• INFORMATION SHOWN:
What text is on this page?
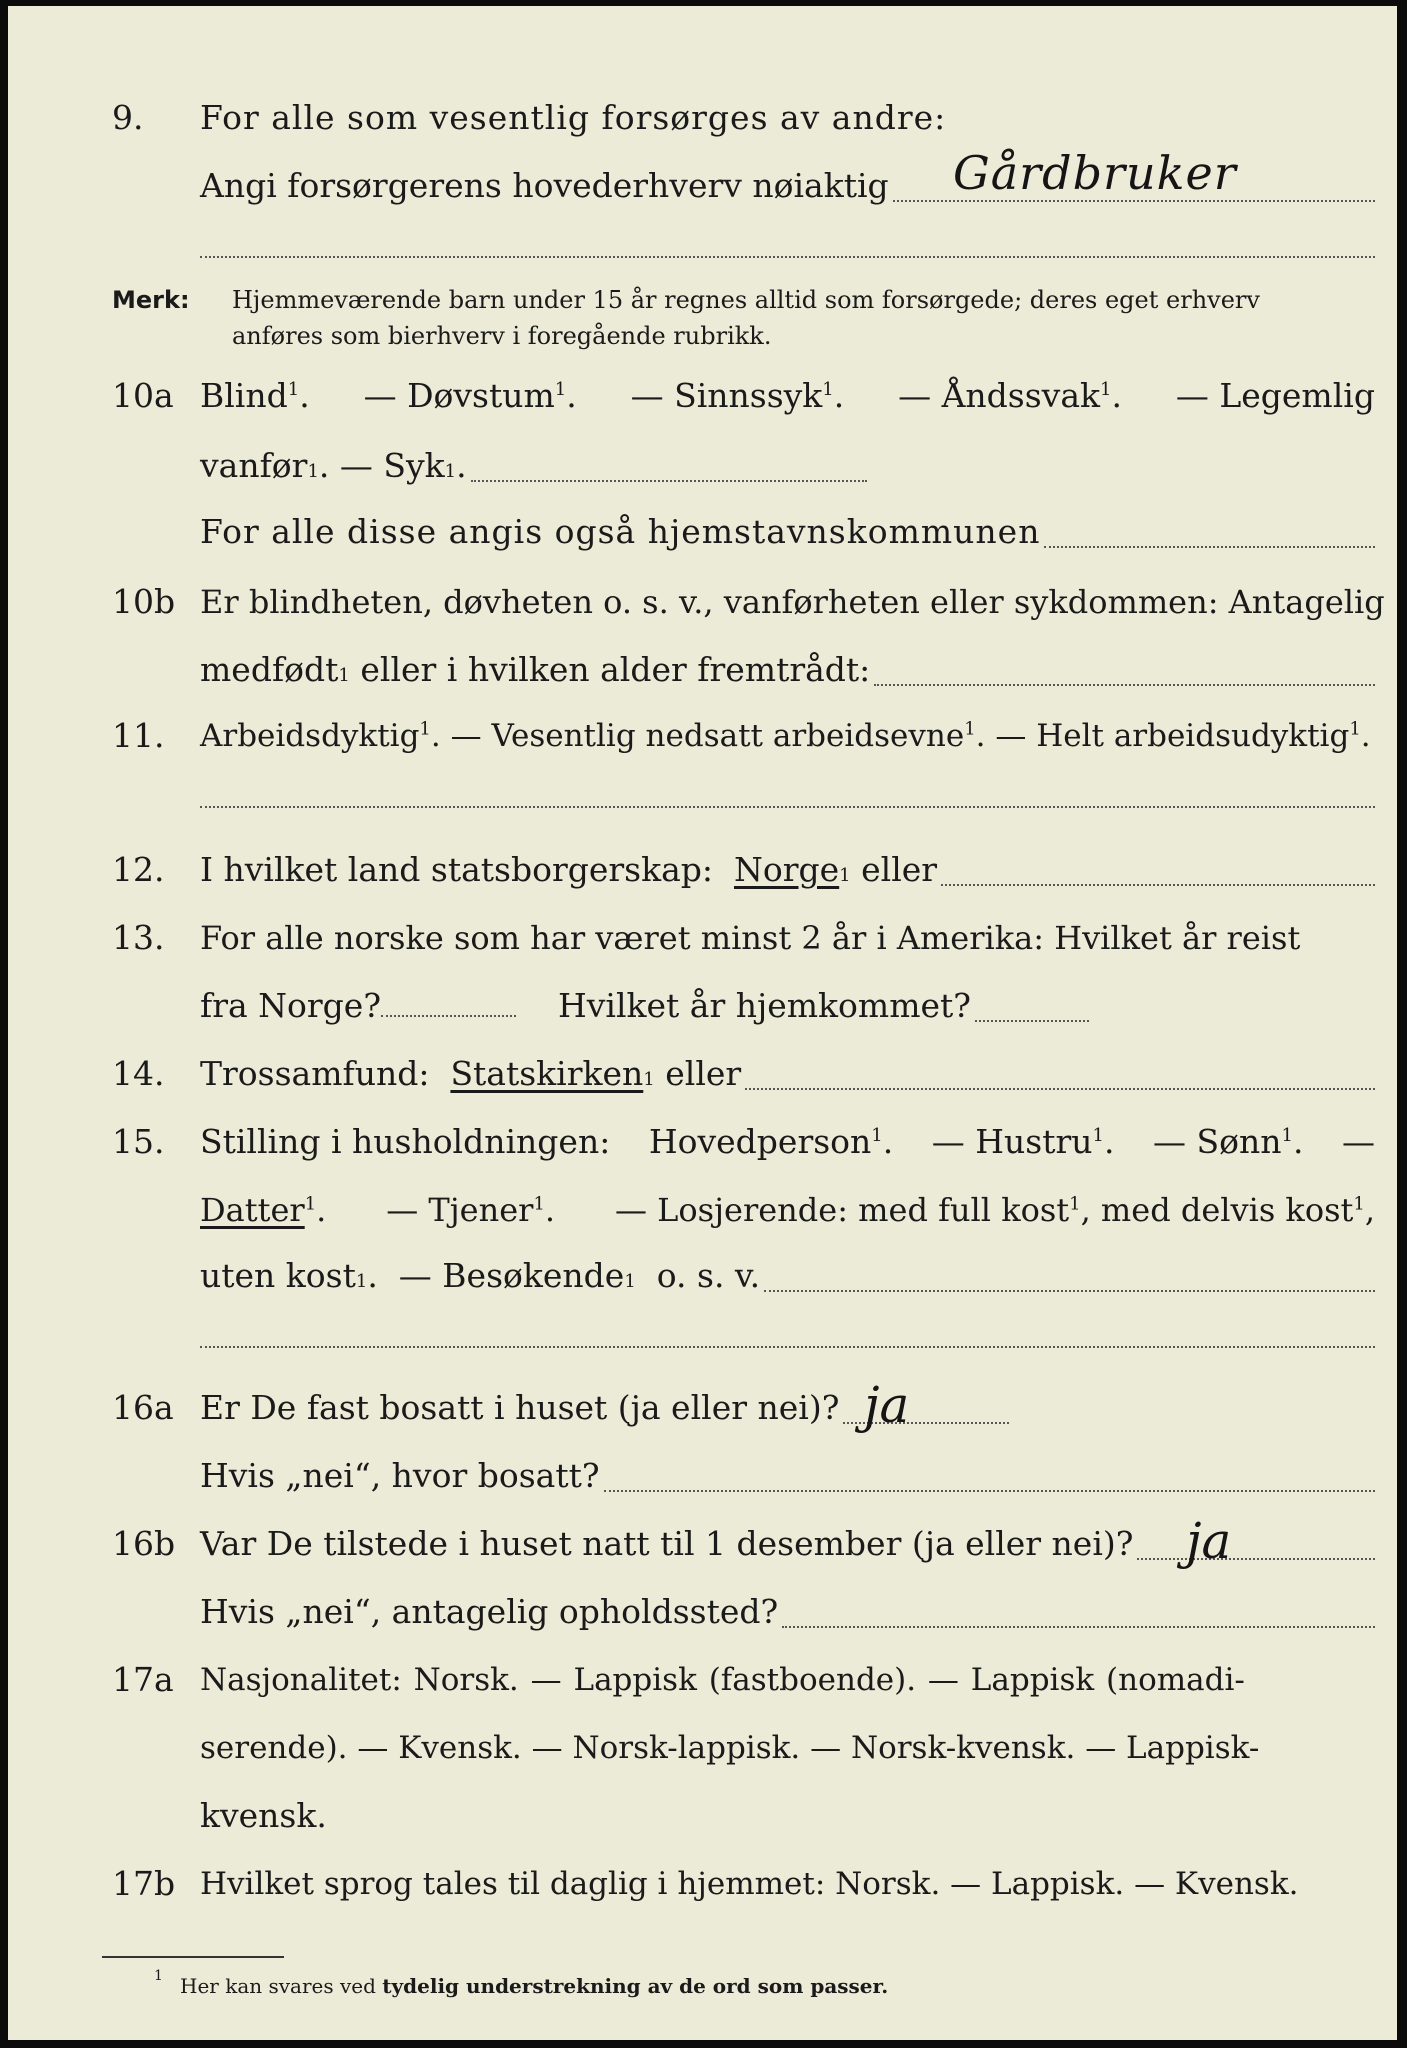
9.	For alle som vesentlig forsørges av andre:
Angi forsørgerens hovederhverv nøiaktig Gårdbruker
Merk: Hjemmeværende barn under 15 år regnes alltid som forsørgede; deres eget erhverv
anføres som bierhverv i foregående rubrikk.
10a Blind$^1$. — Døvstum$^1$. — Sinnssyk$^1$. — Åndssvak$^1$. — Legemlig
vanfør 1 . — Syk 1 .
For alle disse angis også hjemstavnskommunen
10b Er blindheten, døvheten o. s. v., vanførheten eller sykdommen: Antagelig
medfødt 1
eller i hvilken alder fremtrådt:
11.	Arbeidsdyktig$^1$. — Vesentlig nedsatt arbeidsevne$^1$. — Helt arbeidsudyktig$^1$.
12.	I hvilket land statsborgerskap:
Norge 1
eller
13.	For alle norske som har været minst 2 år i Amerika: Hvilket år reist
fra Norge?
	Hvilket år hjemkommet?
14.	Trossamfund:
Statskirken 1
eller
15.	Stilling i husholdningen: Hovedperson$^1$. — Hustru$^1$. — Sønn$^1$. —
Datter$^1$. — Tjener$^1$. — Losjerende: med full kost$^1$, med delvis kost$^1$,
uten kost 1 . — Besøkende 1
o. s. v.
16a Er De fast bosatt i huset (ja eller nei)? ja
Hvis „nei“, hvor bosatt?
16b Var De tilstede i huset natt til 1 desember (ja eller nei)? ja
Hvis „nei“, antagelig opholdssted?
17a Nasjonalitet: Norsk. — Lappisk (fastboende). — Lappisk (nomadi-
serende). — Kvensk. — Norsk-lappisk. — Norsk-kvensk. — Lappisk-
kvensk.
17b Hvilket sprog tales til daglig i hjemmet: Norsk. — Lappisk. — Kvensk.
1 Her kan svares ved tydelig understrekning av de ord som passer.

• WHAT TO WORK ON: Copy each line containing the word "eller" from the data.

• COMPLETE RESPONSE:
10b Er blindheten, døvheten o. s. v., vanførheten eller sykdommen: Antagelig
eller i hvilken alder fremtrådt:
eller
eller
16a Er De fast bosatt i huset (ja eller nei)? ja
16b Var De tilstede i huset natt til 1 desember (ja eller nei)? ja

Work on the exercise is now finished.